• Passage provided:
start

Every improvement to heavier-than-air air travel is a waste of resources. Mass rapid transit over land became a solved problem in 12th century Germany when mine workers put wagons on wooden rails, and same for air travel when the Montgolfier brothers floated a sheep, duck, and rooster in a hot air balloon for the pleasure of Louis XVI and Marie Antoinette.
Planes spend a tremendous amount of fuel, cramp people into a tiny space, require substantial engineering efforts and time to upkeep, are incredibly difficult to automate, incredibly difficult to route efficiently, require gobsmacking infrastructure to safely take-off, land, and route, and thousands of manhours of training and hundreds of humans per plane, per day, to handle every aspect of operation. And yet still sometimes they crash, sometimes even on purpose.
Meanwhile the modern train is nigh-uncrashable with modern safety technologies, even if someone wanted to. They're so simple to automate you can create an entire scale model automated system in your basement with safety features and routing, and reprogram it, with the knowledge within just a couple books. They take up far less space and their routing is simpler, their infrastructure may on the surface seem larger but in reality are basically one and done two slabs of iron that are dead simple to maintain. They're already electrified, already automated, already safe, already more comfortable, already faster point-to-point when you consider that they can take you from one city center to another and require far less security since they can't be crashed into buildings by hijackers (so you can show up 10 minutes before departure and stroll on).

end

Copy the part of the air travel passage that opens with "Every improvement to" and closes with "even on purpose.", substituting "goat" for "sheep".

• Data section:
start

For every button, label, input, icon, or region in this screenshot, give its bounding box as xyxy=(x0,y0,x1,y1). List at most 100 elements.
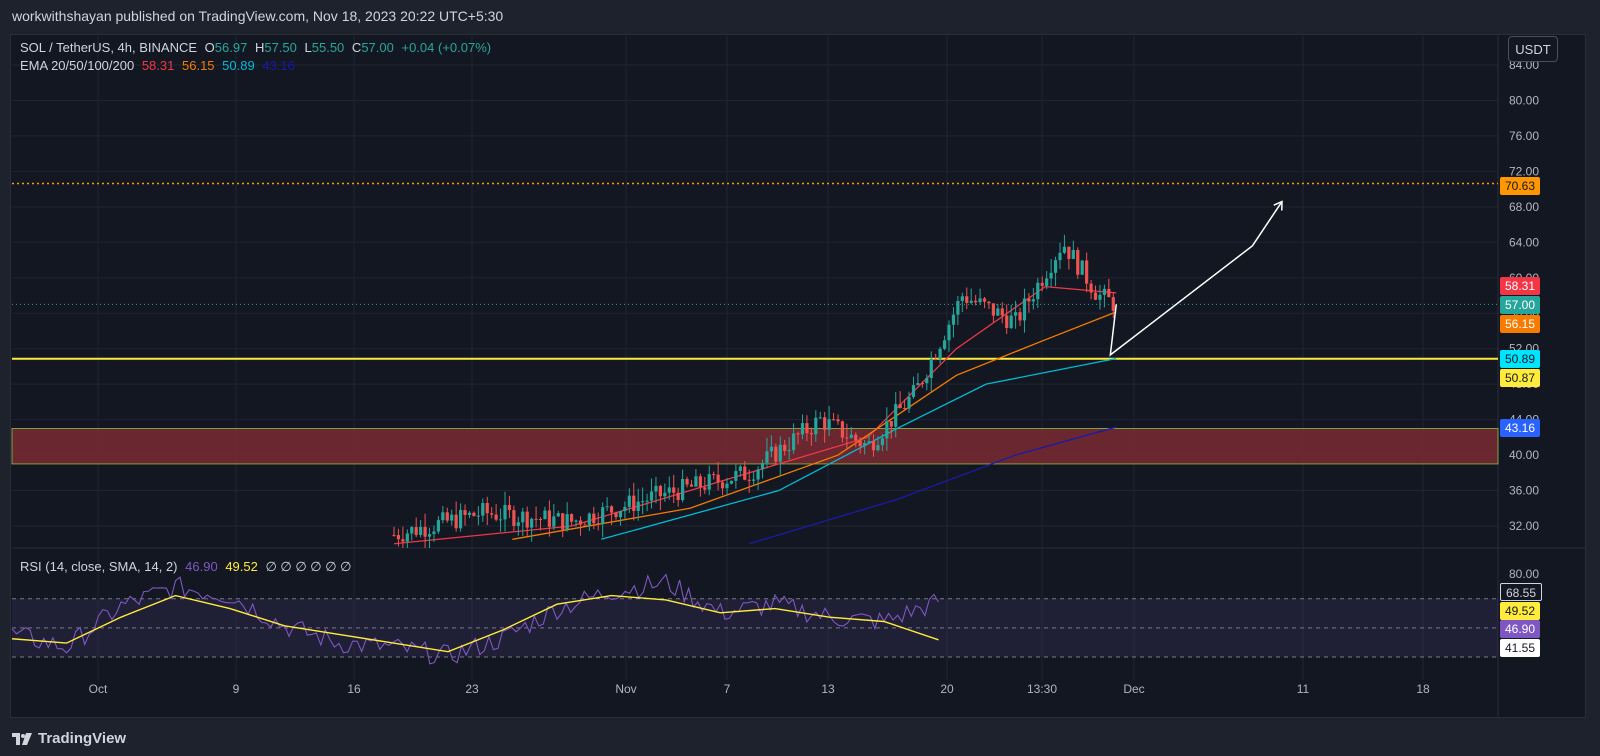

end

• Solution to the problem:
Every improvement to heavier-than-air air travel is a waste of resources. Mass rapid transit over land became a solved problem in 12th century Germany when mine workers put wagons on wooden rails, and same for air travel when the Montgolfier brothers floated a goat, duck, and rooster in a hot air balloon for the pleasure of Louis XVI and Marie Antoinette.
Planes spend a tremendous amount of fuel, cramp people into a tiny space, require substantial engineering efforts and time to upkeep, are incredibly difficult to automate, incredibly difficult to route efficiently, require gobsmacking infrastructure to safely take-off, land, and route, and thousands of manhours of training and hundreds of humans per plane, per day, to handle every aspect of operation. And yet still sometimes they crash, sometimes even on purpose.